■ Exercise details
Give the entries again, word for word.

####

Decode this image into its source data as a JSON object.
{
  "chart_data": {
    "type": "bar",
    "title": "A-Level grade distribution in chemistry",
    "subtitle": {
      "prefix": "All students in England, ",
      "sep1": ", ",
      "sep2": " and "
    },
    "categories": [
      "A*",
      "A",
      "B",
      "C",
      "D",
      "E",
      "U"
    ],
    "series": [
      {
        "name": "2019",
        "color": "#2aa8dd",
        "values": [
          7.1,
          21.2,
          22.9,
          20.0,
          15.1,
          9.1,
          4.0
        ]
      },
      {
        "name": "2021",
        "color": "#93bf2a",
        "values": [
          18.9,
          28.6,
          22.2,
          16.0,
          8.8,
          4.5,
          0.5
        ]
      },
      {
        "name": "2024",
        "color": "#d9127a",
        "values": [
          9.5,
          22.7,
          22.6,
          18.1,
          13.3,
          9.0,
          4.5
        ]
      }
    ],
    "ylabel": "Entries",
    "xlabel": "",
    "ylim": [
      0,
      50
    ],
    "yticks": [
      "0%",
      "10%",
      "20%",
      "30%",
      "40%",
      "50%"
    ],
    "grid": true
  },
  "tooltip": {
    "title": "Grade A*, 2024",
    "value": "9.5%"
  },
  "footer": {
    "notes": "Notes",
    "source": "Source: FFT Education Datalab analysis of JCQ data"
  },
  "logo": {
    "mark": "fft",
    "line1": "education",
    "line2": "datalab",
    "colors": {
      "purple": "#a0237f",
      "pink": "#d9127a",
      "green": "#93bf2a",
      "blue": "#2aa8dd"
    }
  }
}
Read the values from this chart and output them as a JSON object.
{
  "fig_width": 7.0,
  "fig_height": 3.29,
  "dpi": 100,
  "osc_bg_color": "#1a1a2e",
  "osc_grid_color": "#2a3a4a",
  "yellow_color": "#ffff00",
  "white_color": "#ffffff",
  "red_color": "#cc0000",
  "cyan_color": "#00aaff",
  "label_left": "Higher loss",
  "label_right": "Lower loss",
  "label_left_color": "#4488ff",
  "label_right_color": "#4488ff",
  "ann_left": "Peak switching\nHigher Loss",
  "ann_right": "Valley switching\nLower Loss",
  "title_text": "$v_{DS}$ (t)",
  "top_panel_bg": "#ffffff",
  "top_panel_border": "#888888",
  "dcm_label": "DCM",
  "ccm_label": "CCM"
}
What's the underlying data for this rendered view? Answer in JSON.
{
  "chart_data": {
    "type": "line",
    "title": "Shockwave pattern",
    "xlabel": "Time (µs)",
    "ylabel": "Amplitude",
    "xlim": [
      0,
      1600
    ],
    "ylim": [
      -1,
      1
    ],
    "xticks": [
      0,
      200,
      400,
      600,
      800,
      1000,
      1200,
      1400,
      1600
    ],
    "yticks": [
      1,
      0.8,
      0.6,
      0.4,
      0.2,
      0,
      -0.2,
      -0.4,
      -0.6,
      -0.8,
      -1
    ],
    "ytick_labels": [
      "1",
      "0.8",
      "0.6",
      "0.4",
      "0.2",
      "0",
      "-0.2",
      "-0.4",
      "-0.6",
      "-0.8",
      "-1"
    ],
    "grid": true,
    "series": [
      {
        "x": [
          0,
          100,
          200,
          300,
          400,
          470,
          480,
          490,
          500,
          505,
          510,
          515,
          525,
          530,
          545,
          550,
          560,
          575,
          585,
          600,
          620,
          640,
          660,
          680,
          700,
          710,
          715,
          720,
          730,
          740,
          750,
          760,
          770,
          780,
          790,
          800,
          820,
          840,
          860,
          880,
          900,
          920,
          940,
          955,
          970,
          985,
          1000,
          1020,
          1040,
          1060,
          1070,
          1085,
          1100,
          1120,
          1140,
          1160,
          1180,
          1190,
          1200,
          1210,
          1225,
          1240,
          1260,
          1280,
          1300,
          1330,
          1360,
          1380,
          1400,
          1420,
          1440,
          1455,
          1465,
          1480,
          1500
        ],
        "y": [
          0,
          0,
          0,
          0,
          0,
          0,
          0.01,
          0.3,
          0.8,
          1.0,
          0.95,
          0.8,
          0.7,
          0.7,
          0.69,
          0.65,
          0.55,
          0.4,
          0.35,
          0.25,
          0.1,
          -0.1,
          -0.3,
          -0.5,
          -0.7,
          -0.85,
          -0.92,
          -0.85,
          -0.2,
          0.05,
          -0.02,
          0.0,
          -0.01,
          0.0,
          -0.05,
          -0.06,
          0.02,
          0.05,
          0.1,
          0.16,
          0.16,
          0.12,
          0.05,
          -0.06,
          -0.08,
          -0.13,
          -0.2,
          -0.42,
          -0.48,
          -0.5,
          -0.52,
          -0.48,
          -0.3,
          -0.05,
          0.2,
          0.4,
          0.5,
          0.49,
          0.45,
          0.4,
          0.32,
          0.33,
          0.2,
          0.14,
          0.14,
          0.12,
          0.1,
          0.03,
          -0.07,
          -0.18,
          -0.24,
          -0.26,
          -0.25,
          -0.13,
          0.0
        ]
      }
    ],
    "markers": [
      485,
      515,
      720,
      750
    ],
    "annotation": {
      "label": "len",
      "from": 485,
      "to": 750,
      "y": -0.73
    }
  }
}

####

■ Output for this exercise
Decode this image into its source data as a JSON object.
{
  "chart_data": {
    "type": "bar",
    "title": "A-Level grade distribution in chemistry",
    "subtitle": {
      "prefix": "All students in England, ",
      "sep1": ", ",
      "sep2": " and "
    },
    "categories": [
      "A*",
      "A",
      "B",
      "C",
      "D",
      "E",
      "U"
    ],
    "series": [
      {
        "name": "2019",
        "color": "#2aa8dd",
        "values": [
          7.1,
          21.2,
          22.9,
          20.0,
          15.1,
          9.1,
          4.0
        ]
      },
      {
        "name": "2021",
        "color": "#93bf2a",
        "values": [
          18.9,
          28.6,
          22.2,
          16.0,
          8.8,
          4.5,
          0.5
        ]
      },
      {
        "name": "2024",
        "color": "#d9127a",
        "values": [
          9.5,
          22.7,
          22.6,
          18.1,
          13.3,
          9.0,
          4.5
        ]
      }
    ],
    "ylabel": "Entries",
    "xlabel": "",
    "ylim": [
      0,
      50
    ],
    "yticks": [
      "0%",
      "10%",
      "20%",
      "30%",
      "40%",
      "50%"
    ],
    "grid": true
  },
  "tooltip": {
    "title": "Grade A*, 2024",
    "value": "9.5%"
  },
  "footer": {
    "notes": "Notes",
    "source": "Source: FFT Education Datalab analysis of JCQ data"
  },
  "logo": {
    "mark": "fft",
    "line1": "education",
    "line2": "datalab",
    "colors": {
      "purple": "#a0237f",
      "pink": "#d9127a",
      "green": "#93bf2a",
      "blue": "#2aa8dd"
    }
  }
}
Read the values from this chart and output them as a JSON object.
{
  "fig_width": 7.0,
  "fig_height": 3.29,
  "dpi": 100,
  "osc_bg_color": "#1a1a2e",
  "osc_grid_color": "#2a3a4a",
  "yellow_color": "#ffff00",
  "white_color": "#ffffff",
  "red_color": "#cc0000",
  "cyan_color": "#00aaff",
  "label_left": "Higher loss",
  "label_right": "Lower loss",
  "label_left_color": "#4488ff",
  "label_right_color": "#4488ff",
  "ann_left": "Peak switching\nHigher Loss",
  "ann_right": "Valley switching\nLower Loss",
  "title_text": "$v_{DS}$ (t)",
  "top_panel_bg": "#ffffff",
  "top_panel_border": "#888888",
  "dcm_label": "DCM",
  "ccm_label": "CCM"
}
What's the underlying data for this rendered view? Answer in JSON.
{
  "chart_data": {
    "type": "line",
    "title": "Shockwave pattern",
    "xlabel": "Time (µs)",
    "ylabel": "Amplitude",
    "xlim": [
      0,
      1600
    ],
    "ylim": [
      -1,
      1
    ],
    "xticks": [
      0,
      200,
      400,
      600,
      800,
      1000,
      1200,
      1400,
      1600
    ],
    "yticks": [
      1,
      0.8,
      0.6,
      0.4,
      0.2,
      0,
      -0.2,
      -0.4,
      -0.6,
      -0.8,
      -1
    ],
    "ytick_labels": [
      "1",
      "0.8",
      "0.6",
      "0.4",
      "0.2",
      "0",
      "-0.2",
      "-0.4",
      "-0.6",
      "-0.8",
      "-1"
    ],
    "grid": true,
    "series": [
      {
        "x": [
          0,
          100,
          200,
          300,
          400,
          470,
          480,
          490,
          500,
          505,
          510,
          515,
          525,
          530,
          545,
          550,
          560,
          575,
          585,
          600,
          620,
          640,
          660,
          680,
          700,
          710,
          715,
          720,
          730,
          740,
          750,
          760,
          770,
          780,
          790,
          800,
          820,
          840,
          860,
          880,
          900,
          920,
          940,
          955,
          970,
          985,
          1000,
          1020,
          1040,
          1060,
          1070,
          1085,
          1100,
          1120,
          1140,
          1160,
          1180,
          1190,
          1200,
          1210,
          1225,
          1240,
          1260,
          1280,
          1300,
          1330,
          1360,
          1380,
          1400,
          1420,
          1440,
          1455,
          1465,
          1480,
          1500
        ],
        "y": [
          0,
          0,
          0,
          0,
          0,
          0,
          0.01,
          0.3,
          0.8,
          1.0,
          0.95,
          0.8,
          0.7,
          0.7,
          0.69,
          0.65,
          0.55,
          0.4,
          0.35,
          0.25,
          0.1,
          -0.1,
          -0.3,
          -0.5,
          -0.7,
          -0.85,
          -0.92,
          -0.85,
          -0.2,
          0.05,
          -0.02,
          0.0,
          -0.01,
          0.0,
          -0.05,
          -0.06,
          0.02,
          0.05,
          0.1,
          0.16,
          0.16,
          0.12,
          0.05,
          -0.06,
          -0.08,
          -0.13,
          -0.2,
          -0.42,
          -0.48,
          -0.5,
          -0.52,
          -0.48,
          -0.3,
          -0.05,
          0.2,
          0.4,
          0.5,
          0.49,
          0.45,
          0.4,
          0.32,
          0.33,
          0.2,
          0.14,
          0.14,
          0.12,
          0.1,
          0.03,
          -0.07,
          -0.18,
          -0.24,
          -0.26,
          -0.25,
          -0.13,
          0.0
        ]
      }
    ],
    "markers": [
      485,
      515,
      720,
      750
    ],
    "annotation": {
      "label": "len",
      "from": 485,
      "to": 750,
      "y": -0.73
    }
  }
}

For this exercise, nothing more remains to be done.